(Dataset entries)
-------------------------

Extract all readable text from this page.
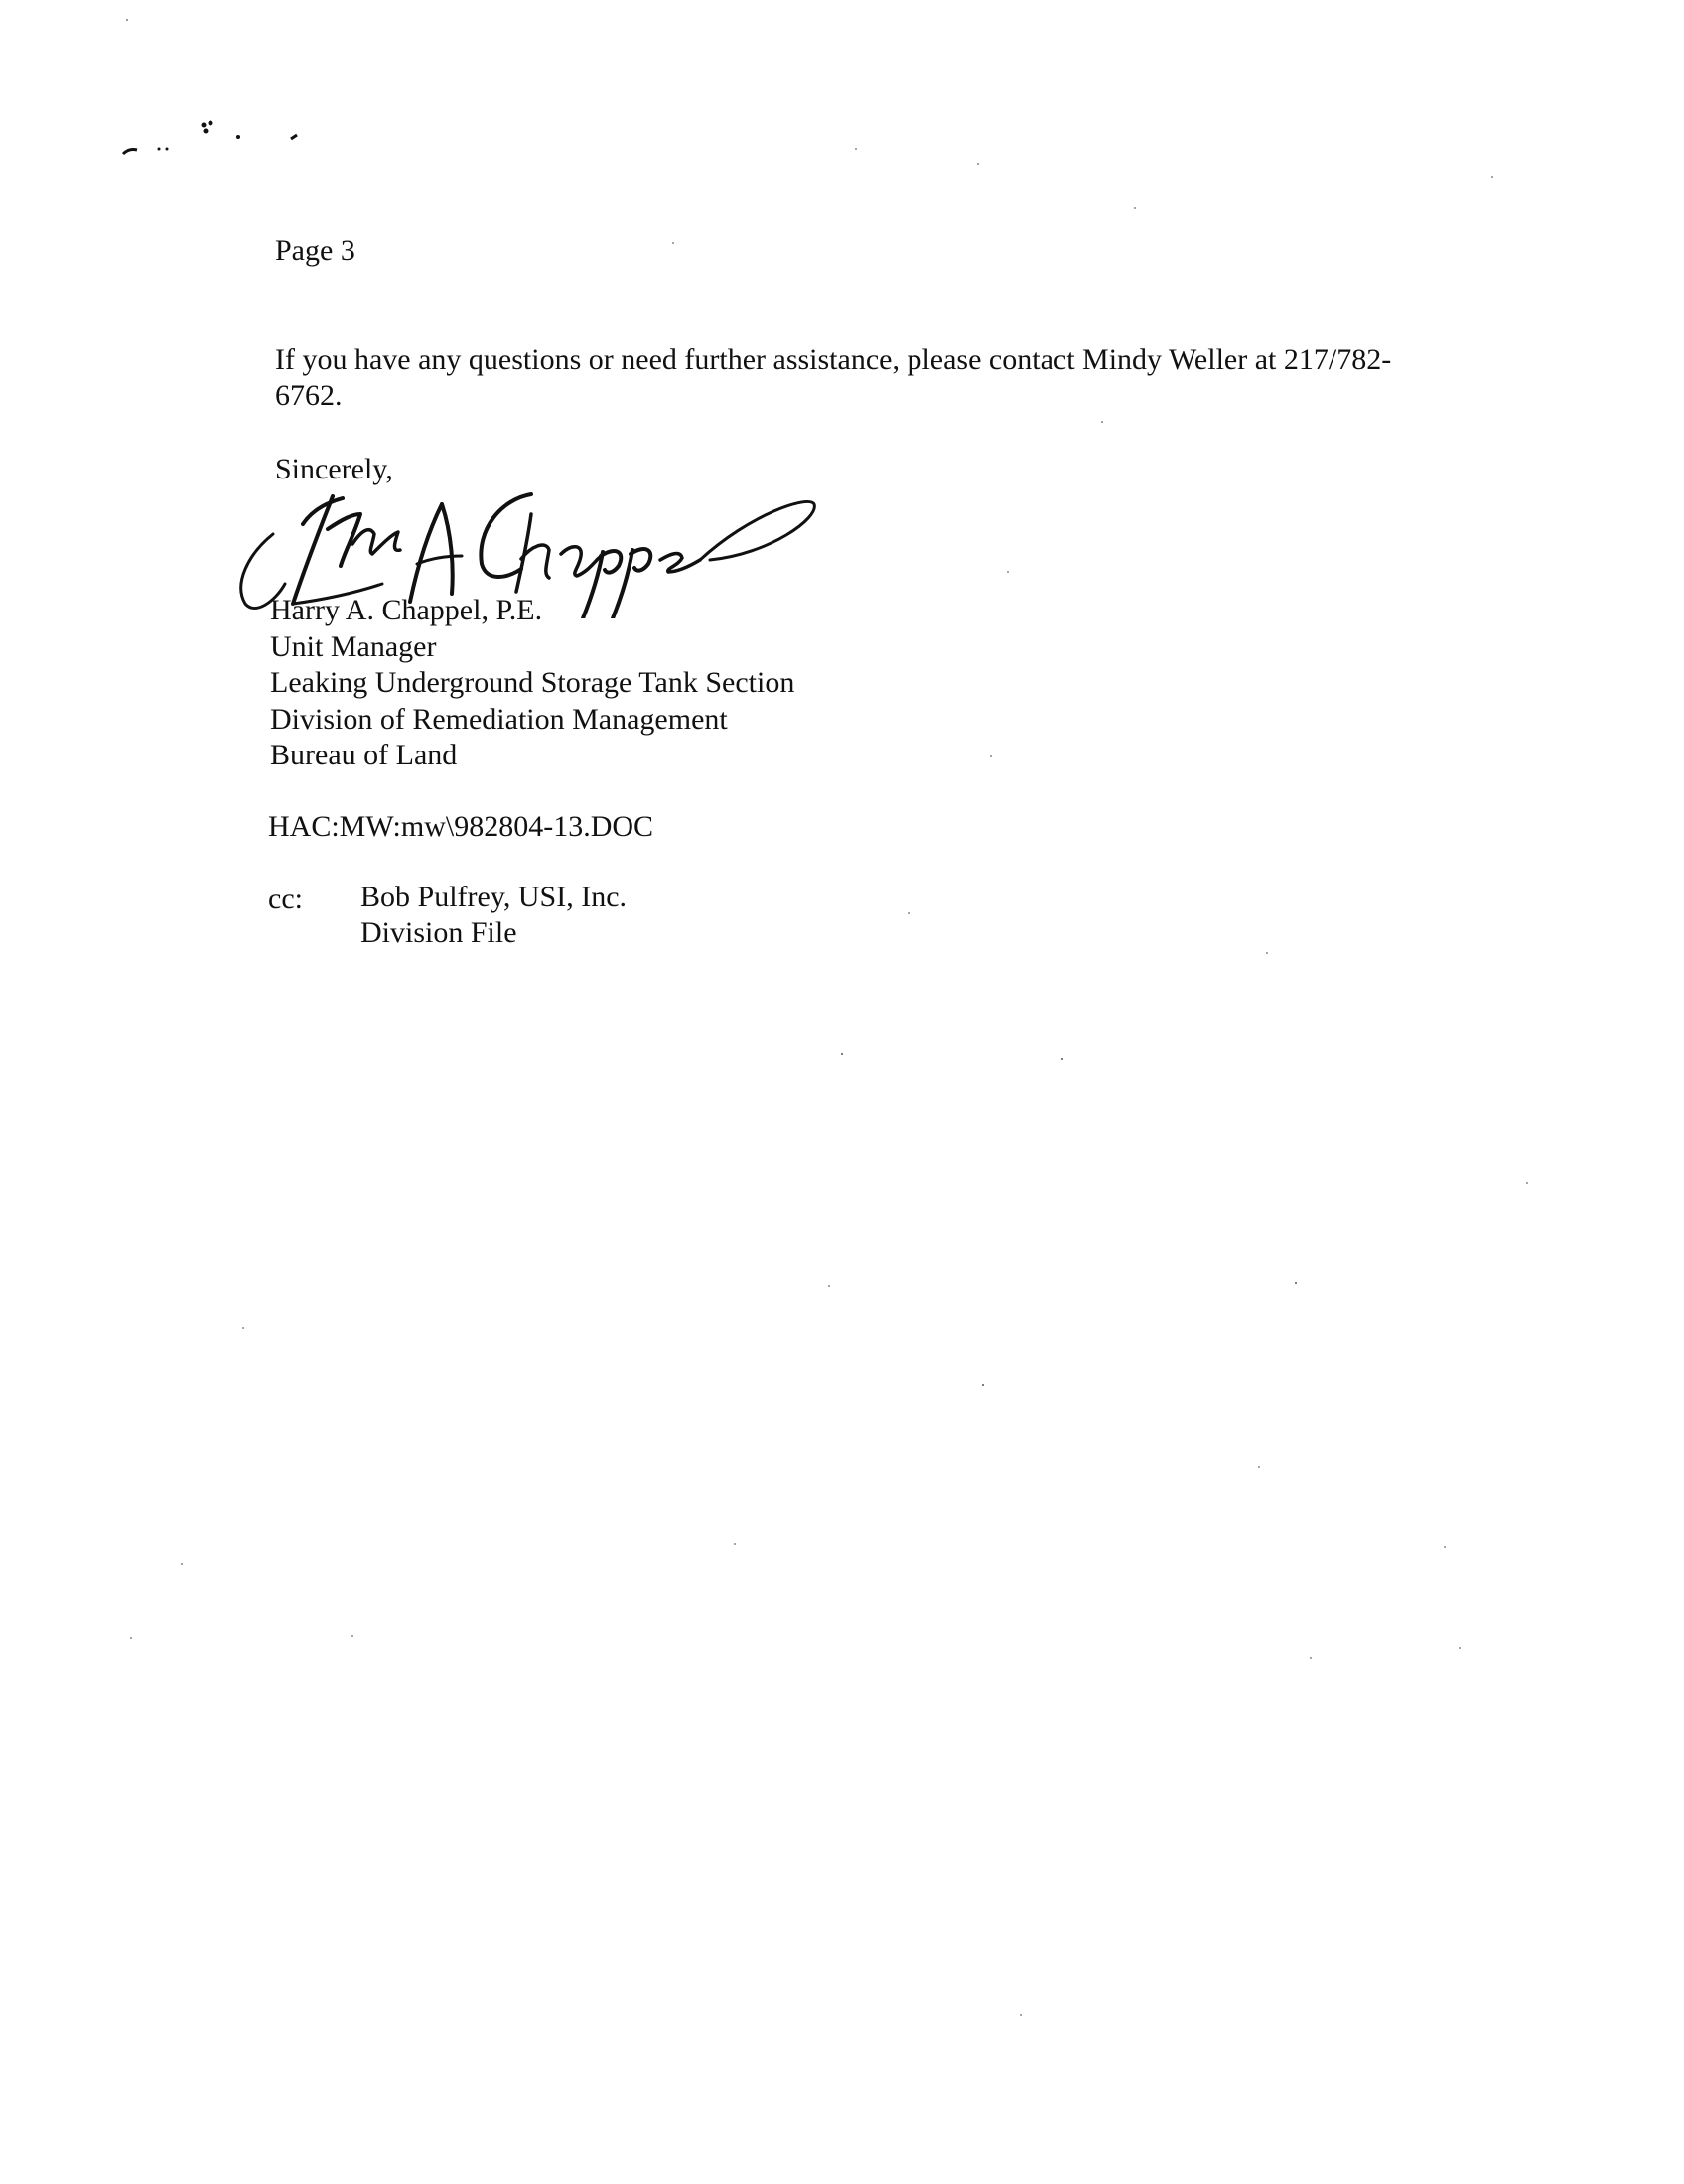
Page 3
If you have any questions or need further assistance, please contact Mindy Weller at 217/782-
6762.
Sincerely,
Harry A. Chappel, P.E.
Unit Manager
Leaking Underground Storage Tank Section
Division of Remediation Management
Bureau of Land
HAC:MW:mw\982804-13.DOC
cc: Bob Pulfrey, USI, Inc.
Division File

-------------------------

_What is asked_: Report the count of lines in the entries that contain the string "Division", and nothing besides it.

_Answer for this exercise_: 2